** Start Listing **

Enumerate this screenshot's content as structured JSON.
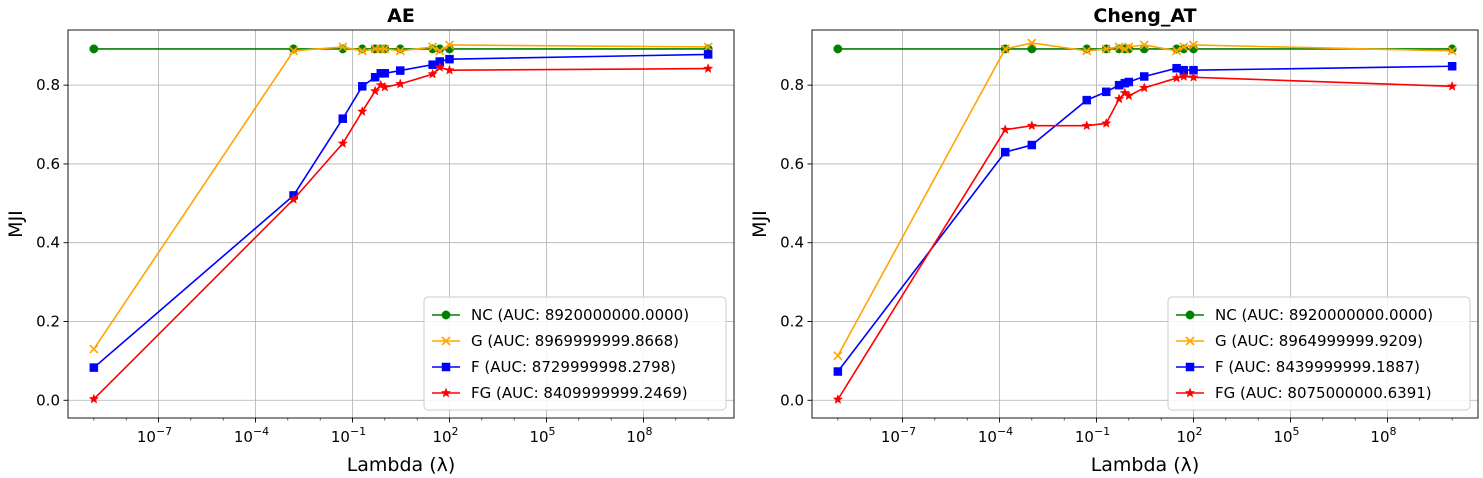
{
  "chart_data": [
    {
      "type": "line",
      "title": "AE",
      "xlabel": "Lambda (λ)",
      "ylabel": "MJI",
      "xscale": "log",
      "xlim_exp": [
        -9.8,
        10.8
      ],
      "xticks": [
        {
          "exp": -7,
          "label": "10"
        },
        {
          "exp": -4,
          "label": "10"
        },
        {
          "exp": -1,
          "label": "10"
        },
        {
          "exp": 2,
          "label": "10"
        },
        {
          "exp": 5,
          "label": "10"
        },
        {
          "exp": 8,
          "label": "10"
        }
      ],
      "xtick_exps": [
        "−7",
        "−4",
        "−1",
        "2",
        "5",
        "8"
      ],
      "ylim": [
        -0.045,
        0.94
      ],
      "yticks": [
        "0.0",
        "0.2",
        "0.4",
        "0.6",
        "0.8"
      ],
      "grid": true,
      "legend": "lower-right",
      "series": [
        {
          "name": "NC (AUC: 8920000000.0000)",
          "color": "#008000",
          "marker": "circle",
          "x": [
            1e-09,
            0.0015,
            0.05,
            0.2,
            0.5,
            0.75,
            1,
            3,
            30,
            50,
            100,
            10000000000.0
          ],
          "y": [
            0.892,
            0.892,
            0.892,
            0.892,
            0.892,
            0.892,
            0.892,
            0.892,
            0.892,
            0.892,
            0.892,
            0.892
          ]
        },
        {
          "name": "G (AUC: 8969999999.8668)",
          "color": "#ffa500",
          "marker": "x",
          "x": [
            1e-09,
            0.0015,
            0.05,
            0.2,
            0.5,
            0.75,
            1,
            3,
            30,
            50,
            100,
            10000000000.0
          ],
          "y": [
            0.13,
            0.887,
            0.897,
            0.887,
            0.892,
            0.892,
            0.892,
            0.887,
            0.897,
            0.887,
            0.902,
            0.897
          ]
        },
        {
          "name": "F (AUC: 8729999998.2798)",
          "color": "#0000ff",
          "marker": "square",
          "x": [
            1e-09,
            0.0015,
            0.05,
            0.2,
            0.5,
            0.75,
            1,
            3,
            30,
            50,
            100,
            10000000000.0
          ],
          "y": [
            0.083,
            0.52,
            0.715,
            0.797,
            0.82,
            0.83,
            0.83,
            0.837,
            0.852,
            0.86,
            0.866,
            0.878
          ]
        },
        {
          "name": "FG (AUC: 8409999999.2469)",
          "color": "#ff0000",
          "marker": "star",
          "x": [
            1e-09,
            0.0015,
            0.05,
            0.2,
            0.5,
            0.75,
            1,
            3,
            30,
            50,
            100,
            10000000000.0
          ],
          "y": [
            0.003,
            0.51,
            0.652,
            0.733,
            0.785,
            0.8,
            0.795,
            0.803,
            0.828,
            0.845,
            0.838,
            0.842
          ]
        }
      ]
    },
    {
      "type": "line",
      "title": "Cheng_AT",
      "xlabel": "Lambda (λ)",
      "ylabel": "MJI",
      "xscale": "log",
      "xlim_exp": [
        -9.8,
        10.8
      ],
      "xticks": [
        {
          "exp": -7,
          "label": "10"
        },
        {
          "exp": -4,
          "label": "10"
        },
        {
          "exp": -1,
          "label": "10"
        },
        {
          "exp": 2,
          "label": "10"
        },
        {
          "exp": 5,
          "label": "10"
        },
        {
          "exp": 8,
          "label": "10"
        }
      ],
      "xtick_exps": [
        "−7",
        "−4",
        "−1",
        "2",
        "5",
        "8"
      ],
      "ylim": [
        -0.045,
        0.94
      ],
      "yticks": [
        "0.0",
        "0.2",
        "0.4",
        "0.6",
        "0.8"
      ],
      "grid": true,
      "legend": "lower-right",
      "series": [
        {
          "name": "NC (AUC: 8920000000.0000)",
          "color": "#008000",
          "marker": "circle",
          "x": [
            1e-09,
            0.00015,
            0.001,
            0.05,
            0.2,
            0.5,
            0.75,
            1,
            3,
            30,
            50,
            100,
            10000000000.0
          ],
          "y": [
            0.892,
            0.892,
            0.892,
            0.892,
            0.892,
            0.892,
            0.892,
            0.892,
            0.892,
            0.892,
            0.892,
            0.892,
            0.892
          ]
        },
        {
          "name": "G (AUC: 8964999999.9209)",
          "color": "#ffa500",
          "marker": "x",
          "x": [
            1e-09,
            0.00015,
            0.001,
            0.05,
            0.2,
            0.5,
            0.75,
            1,
            3,
            30,
            50,
            100,
            10000000000.0
          ],
          "y": [
            0.113,
            0.892,
            0.907,
            0.887,
            0.892,
            0.897,
            0.892,
            0.897,
            0.902,
            0.887,
            0.897,
            0.902,
            0.887
          ]
        },
        {
          "name": "F (AUC: 8439999999.1887)",
          "color": "#0000ff",
          "marker": "square",
          "x": [
            1e-09,
            0.00015,
            0.001,
            0.05,
            0.2,
            0.5,
            0.75,
            1,
            3,
            30,
            50,
            100,
            10000000000.0
          ],
          "y": [
            0.073,
            0.63,
            0.648,
            0.762,
            0.783,
            0.8,
            0.805,
            0.808,
            0.822,
            0.843,
            0.838,
            0.838,
            0.848
          ]
        },
        {
          "name": "FG (AUC: 8075000000.6391)",
          "color": "#ff0000",
          "marker": "star",
          "x": [
            1e-09,
            0.00015,
            0.001,
            0.05,
            0.2,
            0.5,
            0.75,
            1,
            3,
            30,
            50,
            100,
            10000000000.0
          ],
          "y": [
            0.002,
            0.687,
            0.697,
            0.697,
            0.703,
            0.765,
            0.78,
            0.773,
            0.793,
            0.818,
            0.822,
            0.82,
            0.797
          ]
        }
      ]
    }
  ]
}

** End Listing **

**Given request:** Each entry must be retyped word for word, with every image omitted.

**Response for this exercise:**
Enumerate this screenshot's content as structured JSON.
{
  "chart_data": [
    {
      "type": "line",
      "title": "AE",
      "xlabel": "Lambda (λ)",
      "ylabel": "MJI",
      "xscale": "log",
      "xlim_exp": [
        -9.8,
        10.8
      ],
      "xticks": [
        {
          "exp": -7,
          "label": "10"
        },
        {
          "exp": -4,
          "label": "10"
        },
        {
          "exp": -1,
          "label": "10"
        },
        {
          "exp": 2,
          "label": "10"
        },
        {
          "exp": 5,
          "label": "10"
        },
        {
          "exp": 8,
          "label": "10"
        }
      ],
      "xtick_exps": [
        "−7",
        "−4",
        "−1",
        "2",
        "5",
        "8"
      ],
      "ylim": [
        -0.045,
        0.94
      ],
      "yticks": [
        "0.0",
        "0.2",
        "0.4",
        "0.6",
        "0.8"
      ],
      "grid": true,
      "legend": "lower-right",
      "series": [
        {
          "name": "NC (AUC: 8920000000.0000)",
          "color": "#008000",
          "marker": "circle",
          "x": [
            1e-09,
            0.0015,
            0.05,
            0.2,
            0.5,
            0.75,
            1,
            3,
            30,
            50,
            100,
            10000000000.0
          ],
          "y": [
            0.892,
            0.892,
            0.892,
            0.892,
            0.892,
            0.892,
            0.892,
            0.892,
            0.892,
            0.892,
            0.892,
            0.892
          ]
        },
        {
          "name": "G (AUC: 8969999999.8668)",
          "color": "#ffa500",
          "marker": "x",
          "x": [
            1e-09,
            0.0015,
            0.05,
            0.2,
            0.5,
            0.75,
            1,
            3,
            30,
            50,
            100,
            10000000000.0
          ],
          "y": [
            0.13,
            0.887,
            0.897,
            0.887,
            0.892,
            0.892,
            0.892,
            0.887,
            0.897,
            0.887,
            0.902,
            0.897
          ]
        },
        {
          "name": "F (AUC: 8729999998.2798)",
          "color": "#0000ff",
          "marker": "square",
          "x": [
            1e-09,
            0.0015,
            0.05,
            0.2,
            0.5,
            0.75,
            1,
            3,
            30,
            50,
            100,
            10000000000.0
          ],
          "y": [
            0.083,
            0.52,
            0.715,
            0.797,
            0.82,
            0.83,
            0.83,
            0.837,
            0.852,
            0.86,
            0.866,
            0.878
          ]
        },
        {
          "name": "FG (AUC: 8409999999.2469)",
          "color": "#ff0000",
          "marker": "star",
          "x": [
            1e-09,
            0.0015,
            0.05,
            0.2,
            0.5,
            0.75,
            1,
            3,
            30,
            50,
            100,
            10000000000.0
          ],
          "y": [
            0.003,
            0.51,
            0.652,
            0.733,
            0.785,
            0.8,
            0.795,
            0.803,
            0.828,
            0.845,
            0.838,
            0.842
          ]
        }
      ]
    },
    {
      "type": "line",
      "title": "Cheng_AT",
      "xlabel": "Lambda (λ)",
      "ylabel": "MJI",
      "xscale": "log",
      "xlim_exp": [
        -9.8,
        10.8
      ],
      "xticks": [
        {
          "exp": -7,
          "label": "10"
        },
        {
          "exp": -4,
          "label": "10"
        },
        {
          "exp": -1,
          "label": "10"
        },
        {
          "exp": 2,
          "label": "10"
        },
        {
          "exp": 5,
          "label": "10"
        },
        {
          "exp": 8,
          "label": "10"
        }
      ],
      "xtick_exps": [
        "−7",
        "−4",
        "−1",
        "2",
        "5",
        "8"
      ],
      "ylim": [
        -0.045,
        0.94
      ],
      "yticks": [
        "0.0",
        "0.2",
        "0.4",
        "0.6",
        "0.8"
      ],
      "grid": true,
      "legend": "lower-right",
      "series": [
        {
          "name": "NC (AUC: 8920000000.0000)",
          "color": "#008000",
          "marker": "circle",
          "x": [
            1e-09,
            0.00015,
            0.001,
            0.05,
            0.2,
            0.5,
            0.75,
            1,
            3,
            30,
            50,
            100,
            10000000000.0
          ],
          "y": [
            0.892,
            0.892,
            0.892,
            0.892,
            0.892,
            0.892,
            0.892,
            0.892,
            0.892,
            0.892,
            0.892,
            0.892,
            0.892
          ]
        },
        {
          "name": "G (AUC: 8964999999.9209)",
          "color": "#ffa500",
          "marker": "x",
          "x": [
            1e-09,
            0.00015,
            0.001,
            0.05,
            0.2,
            0.5,
            0.75,
            1,
            3,
            30,
            50,
            100,
            10000000000.0
          ],
          "y": [
            0.113,
            0.892,
            0.907,
            0.887,
            0.892,
            0.897,
            0.892,
            0.897,
            0.902,
            0.887,
            0.897,
            0.902,
            0.887
          ]
        },
        {
          "name": "F (AUC: 8439999999.1887)",
          "color": "#0000ff",
          "marker": "square",
          "x": [
            1e-09,
            0.00015,
            0.001,
            0.05,
            0.2,
            0.5,
            0.75,
            1,
            3,
            30,
            50,
            100,
            10000000000.0
          ],
          "y": [
            0.073,
            0.63,
            0.648,
            0.762,
            0.783,
            0.8,
            0.805,
            0.808,
            0.822,
            0.843,
            0.838,
            0.838,
            0.848
          ]
        },
        {
          "name": "FG (AUC: 8075000000.6391)",
          "color": "#ff0000",
          "marker": "star",
          "x": [
            1e-09,
            0.00015,
            0.001,
            0.05,
            0.2,
            0.5,
            0.75,
            1,
            3,
            30,
            50,
            100,
            10000000000.0
          ],
          "y": [
            0.002,
            0.687,
            0.697,
            0.697,
            0.703,
            0.765,
            0.78,
            0.773,
            0.793,
            0.818,
            0.822,
            0.82,
            0.797
          ]
        }
      ]
    }
  ]
}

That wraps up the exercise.